• _EXERCISE DIRECTIONS_
Tell how many lines in the data below include the word "Condes". The answer is the number only.
──────────
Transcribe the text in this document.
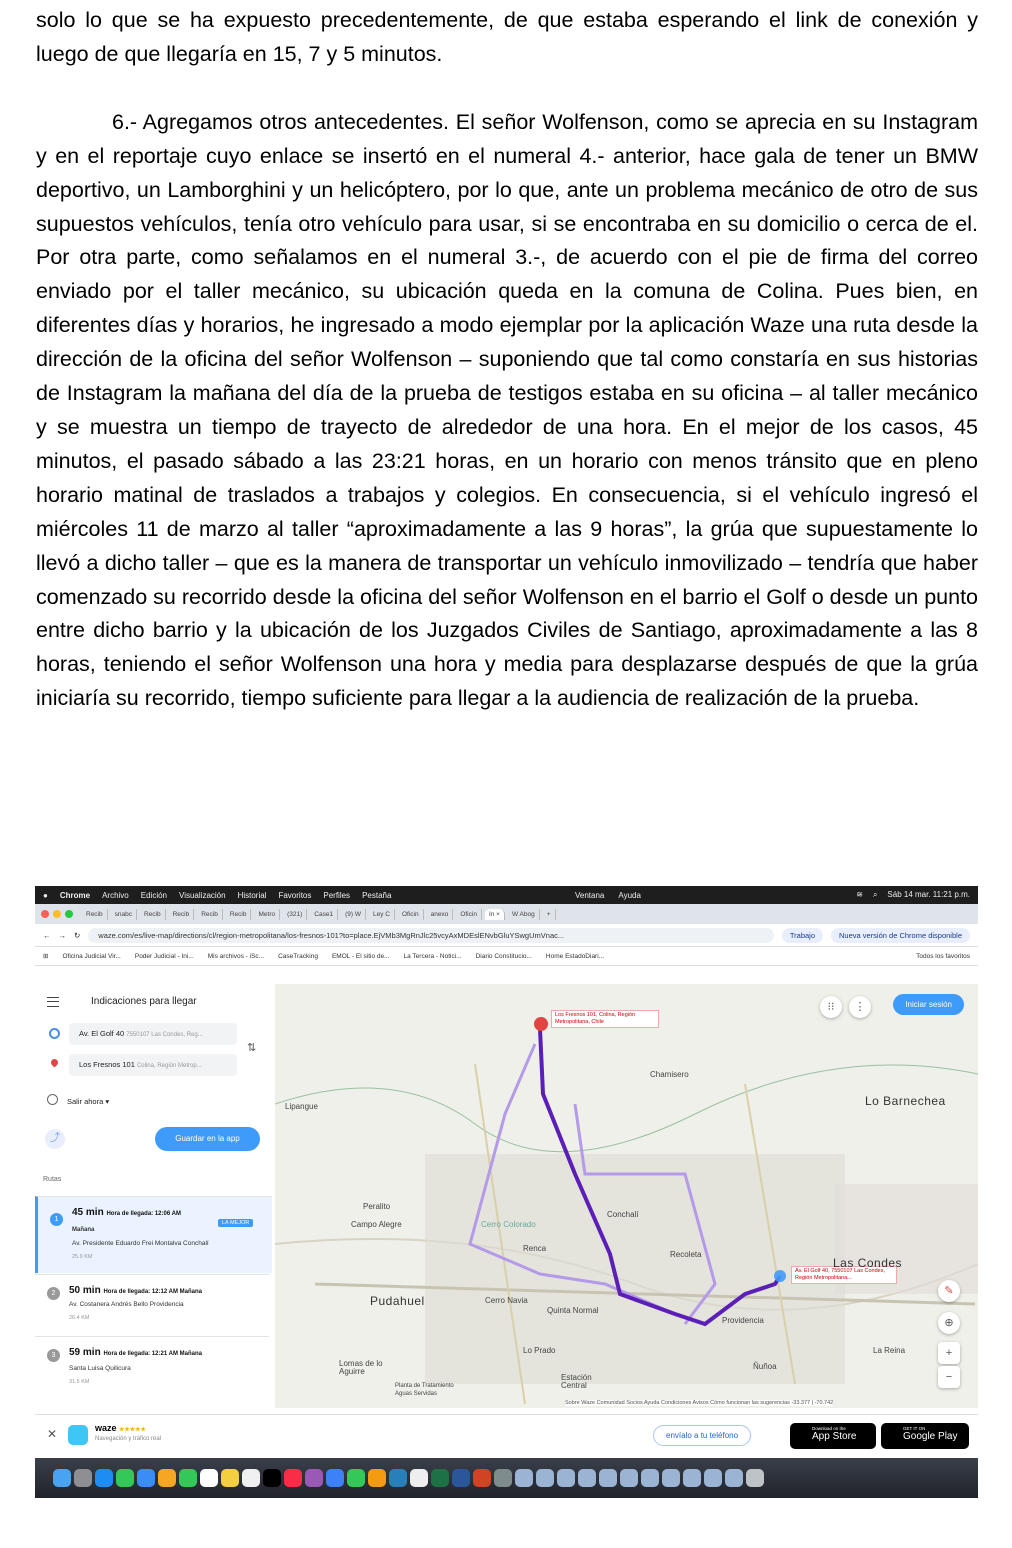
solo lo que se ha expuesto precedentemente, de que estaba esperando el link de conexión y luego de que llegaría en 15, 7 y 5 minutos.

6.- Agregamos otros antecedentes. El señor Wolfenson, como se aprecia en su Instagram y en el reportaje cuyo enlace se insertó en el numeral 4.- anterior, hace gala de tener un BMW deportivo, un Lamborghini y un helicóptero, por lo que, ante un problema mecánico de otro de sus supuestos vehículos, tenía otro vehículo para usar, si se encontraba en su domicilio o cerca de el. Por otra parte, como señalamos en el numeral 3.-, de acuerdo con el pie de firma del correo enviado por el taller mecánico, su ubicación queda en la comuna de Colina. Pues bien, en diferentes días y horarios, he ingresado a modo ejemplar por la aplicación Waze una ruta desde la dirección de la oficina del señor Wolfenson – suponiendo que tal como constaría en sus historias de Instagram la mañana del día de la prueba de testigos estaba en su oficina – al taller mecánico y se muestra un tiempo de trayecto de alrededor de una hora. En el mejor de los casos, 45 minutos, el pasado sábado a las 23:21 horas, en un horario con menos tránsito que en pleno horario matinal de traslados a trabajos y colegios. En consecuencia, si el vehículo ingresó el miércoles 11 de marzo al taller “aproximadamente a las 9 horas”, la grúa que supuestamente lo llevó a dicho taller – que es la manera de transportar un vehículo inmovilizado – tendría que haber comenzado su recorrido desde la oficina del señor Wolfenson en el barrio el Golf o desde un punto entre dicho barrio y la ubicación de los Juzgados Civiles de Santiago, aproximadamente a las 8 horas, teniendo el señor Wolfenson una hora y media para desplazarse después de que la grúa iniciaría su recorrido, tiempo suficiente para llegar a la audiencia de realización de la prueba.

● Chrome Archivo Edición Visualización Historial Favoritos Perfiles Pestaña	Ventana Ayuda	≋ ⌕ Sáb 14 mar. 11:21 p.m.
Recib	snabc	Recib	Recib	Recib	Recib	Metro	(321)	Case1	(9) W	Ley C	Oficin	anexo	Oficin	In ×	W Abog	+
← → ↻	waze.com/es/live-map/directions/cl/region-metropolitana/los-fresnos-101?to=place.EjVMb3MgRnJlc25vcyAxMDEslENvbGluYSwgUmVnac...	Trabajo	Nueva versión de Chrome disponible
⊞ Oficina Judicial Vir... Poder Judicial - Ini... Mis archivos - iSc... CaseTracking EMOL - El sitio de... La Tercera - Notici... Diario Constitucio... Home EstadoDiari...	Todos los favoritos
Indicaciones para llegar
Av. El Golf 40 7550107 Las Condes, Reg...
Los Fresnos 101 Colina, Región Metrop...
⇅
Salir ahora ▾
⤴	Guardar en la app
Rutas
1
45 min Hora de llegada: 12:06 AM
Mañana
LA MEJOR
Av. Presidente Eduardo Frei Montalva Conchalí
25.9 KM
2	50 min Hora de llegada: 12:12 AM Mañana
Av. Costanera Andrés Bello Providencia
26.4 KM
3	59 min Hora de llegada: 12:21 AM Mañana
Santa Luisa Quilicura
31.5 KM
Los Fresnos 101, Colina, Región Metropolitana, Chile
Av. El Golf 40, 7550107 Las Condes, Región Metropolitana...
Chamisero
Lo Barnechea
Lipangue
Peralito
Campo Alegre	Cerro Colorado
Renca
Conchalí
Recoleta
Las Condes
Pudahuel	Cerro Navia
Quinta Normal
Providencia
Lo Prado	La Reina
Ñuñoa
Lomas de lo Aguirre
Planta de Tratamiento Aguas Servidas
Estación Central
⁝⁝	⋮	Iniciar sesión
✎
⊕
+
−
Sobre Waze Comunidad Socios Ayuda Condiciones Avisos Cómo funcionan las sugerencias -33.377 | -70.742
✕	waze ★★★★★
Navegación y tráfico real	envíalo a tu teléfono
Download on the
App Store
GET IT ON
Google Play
──────────
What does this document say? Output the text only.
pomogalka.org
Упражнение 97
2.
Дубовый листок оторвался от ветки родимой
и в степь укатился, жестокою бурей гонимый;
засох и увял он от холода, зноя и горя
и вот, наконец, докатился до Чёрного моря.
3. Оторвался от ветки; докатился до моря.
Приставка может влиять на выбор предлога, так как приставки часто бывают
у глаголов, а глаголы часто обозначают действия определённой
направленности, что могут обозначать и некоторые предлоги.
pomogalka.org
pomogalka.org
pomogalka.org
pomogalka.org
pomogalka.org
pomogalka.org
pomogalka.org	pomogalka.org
──────────
• _THE RESPONSE_
3